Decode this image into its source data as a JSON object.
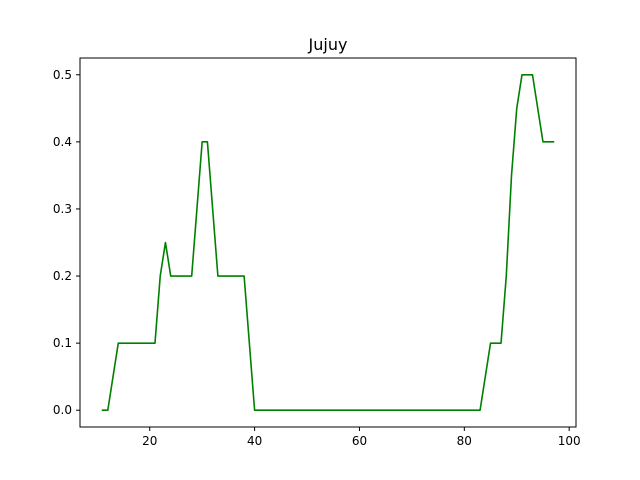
{
  "chart_data": {
    "type": "line",
    "title": "Jujuy",
    "xlabel": "",
    "ylabel": "",
    "xlim": [
      6.7,
      101.3
    ],
    "ylim": [
      -0.025,
      0.525
    ],
    "xticks": [
      20,
      40,
      60,
      80,
      100
    ],
    "yticks": [
      0.0,
      0.1,
      0.2,
      0.3,
      0.4,
      0.5
    ],
    "xtick_labels": [
      "20",
      "40",
      "60",
      "80",
      "100"
    ],
    "ytick_labels": [
      "0.0",
      "0.1",
      "0.2",
      "0.3",
      "0.4",
      "0.5"
    ],
    "grid": false,
    "legend": "none",
    "series": [
      {
        "color": "#008000",
        "x": [
          11,
          12,
          14,
          21,
          22,
          23,
          24,
          28,
          30,
          31,
          33,
          38,
          40,
          83,
          85,
          87,
          88,
          89,
          90,
          91,
          93,
          95,
          97
        ],
        "y": [
          0.0,
          0.0,
          0.1,
          0.1,
          0.2,
          0.25,
          0.2,
          0.2,
          0.4,
          0.4,
          0.2,
          0.2,
          0.0,
          0.0,
          0.1,
          0.1,
          0.2,
          0.35,
          0.45,
          0.5,
          0.5,
          0.4,
          0.4
        ]
      }
    ]
  }
}
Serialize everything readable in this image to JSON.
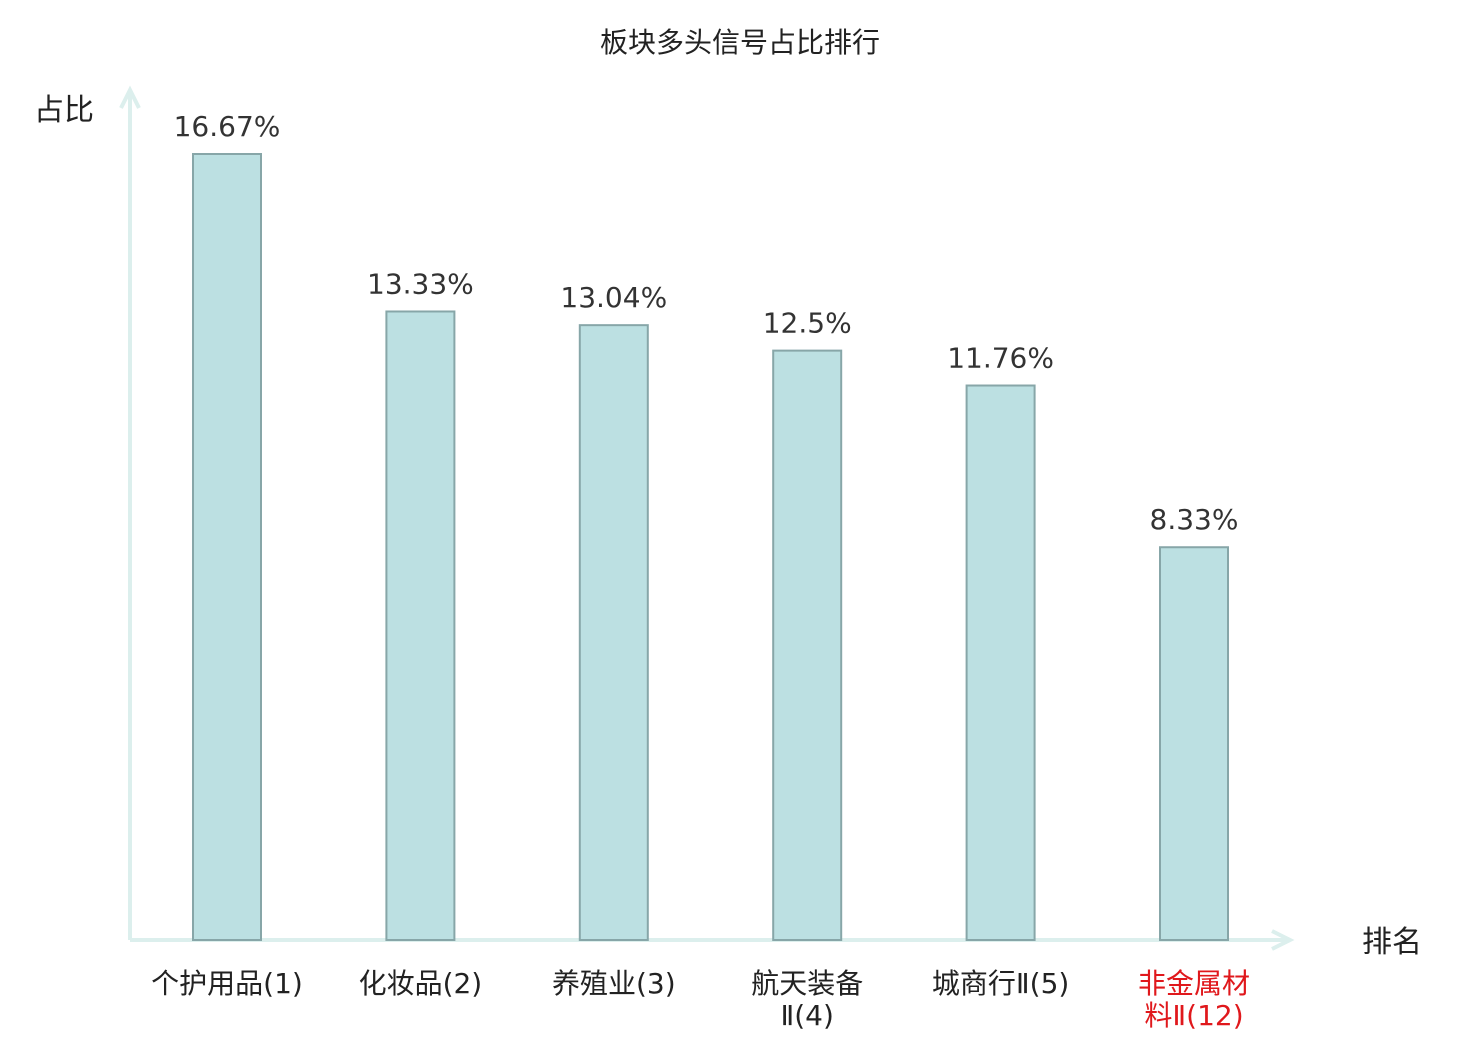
{
  "chart_data": {
    "type": "bar",
    "title": "板块多头信号占比排行",
    "ylabel": "占比",
    "xlabel": "排名",
    "categories": [
      [
        "个护用品(1)"
      ],
      [
        "化妆品(2)"
      ],
      [
        "养殖业(3)"
      ],
      [
        "航天装备",
        "Ⅱ(4)"
      ],
      [
        "城商行Ⅱ(5)"
      ],
      [
        "非金属材",
        "料Ⅱ(12)"
      ]
    ],
    "values": [
      16.67,
      13.33,
      13.04,
      12.5,
      11.76,
      8.33
    ],
    "value_labels": [
      "16.67%",
      "13.33%",
      "13.04%",
      "12.5%",
      "11.76%",
      "8.33%"
    ],
    "highlight_index": 5,
    "ylim": [
      0,
      16.67
    ],
    "grid": false,
    "colors": {
      "bar_fill": "#bce0e2",
      "bar_stroke": "#87a6a8",
      "axis": "#dcefed",
      "text": "#222222",
      "label": "#333333",
      "highlight": "#e0181c"
    }
  }
}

------------------------------

Print the listing above in full, exactly as written. Omit any pictures.

Decode this image into its source data as a JSON object.
{
  "chart_data": {
    "type": "line",
    "title": "Jujuy",
    "xlabel": "",
    "ylabel": "",
    "xlim": [
      6.7,
      101.3
    ],
    "ylim": [
      -0.025,
      0.525
    ],
    "xticks": [
      20,
      40,
      60,
      80,
      100
    ],
    "yticks": [
      0.0,
      0.1,
      0.2,
      0.3,
      0.4,
      0.5
    ],
    "xtick_labels": [
      "20",
      "40",
      "60",
      "80",
      "100"
    ],
    "ytick_labels": [
      "0.0",
      "0.1",
      "0.2",
      "0.3",
      "0.4",
      "0.5"
    ],
    "grid": false,
    "legend": "none",
    "series": [
      {
        "color": "#008000",
        "x": [
          11,
          12,
          14,
          21,
          22,
          23,
          24,
          28,
          30,
          31,
          33,
          38,
          40,
          83,
          85,
          87,
          88,
          89,
          90,
          91,
          93,
          95,
          97
        ],
        "y": [
          0.0,
          0.0,
          0.1,
          0.1,
          0.2,
          0.25,
          0.2,
          0.2,
          0.4,
          0.4,
          0.2,
          0.2,
          0.0,
          0.0,
          0.1,
          0.1,
          0.2,
          0.35,
          0.45,
          0.5,
          0.5,
          0.4,
          0.4
        ]
      }
    ]
  }
}
Serialize everything readable in this image to JSON.
{
  "chart_data": {
    "type": "bar",
    "title": "板块多头信号占比排行",
    "ylabel": "占比",
    "xlabel": "排名",
    "categories": [
      [
        "个护用品(1)"
      ],
      [
        "化妆品(2)"
      ],
      [
        "养殖业(3)"
      ],
      [
        "航天装备",
        "Ⅱ(4)"
      ],
      [
        "城商行Ⅱ(5)"
      ],
      [
        "非金属材",
        "料Ⅱ(12)"
      ]
    ],
    "values": [
      16.67,
      13.33,
      13.04,
      12.5,
      11.76,
      8.33
    ],
    "value_labels": [
      "16.67%",
      "13.33%",
      "13.04%",
      "12.5%",
      "11.76%",
      "8.33%"
    ],
    "highlight_index": 5,
    "ylim": [
      0,
      16.67
    ],
    "grid": false,
    "colors": {
      "bar_fill": "#bce0e2",
      "bar_stroke": "#87a6a8",
      "axis": "#dcefed",
      "text": "#222222",
      "label": "#333333",
      "highlight": "#e0181c"
    }
  }
}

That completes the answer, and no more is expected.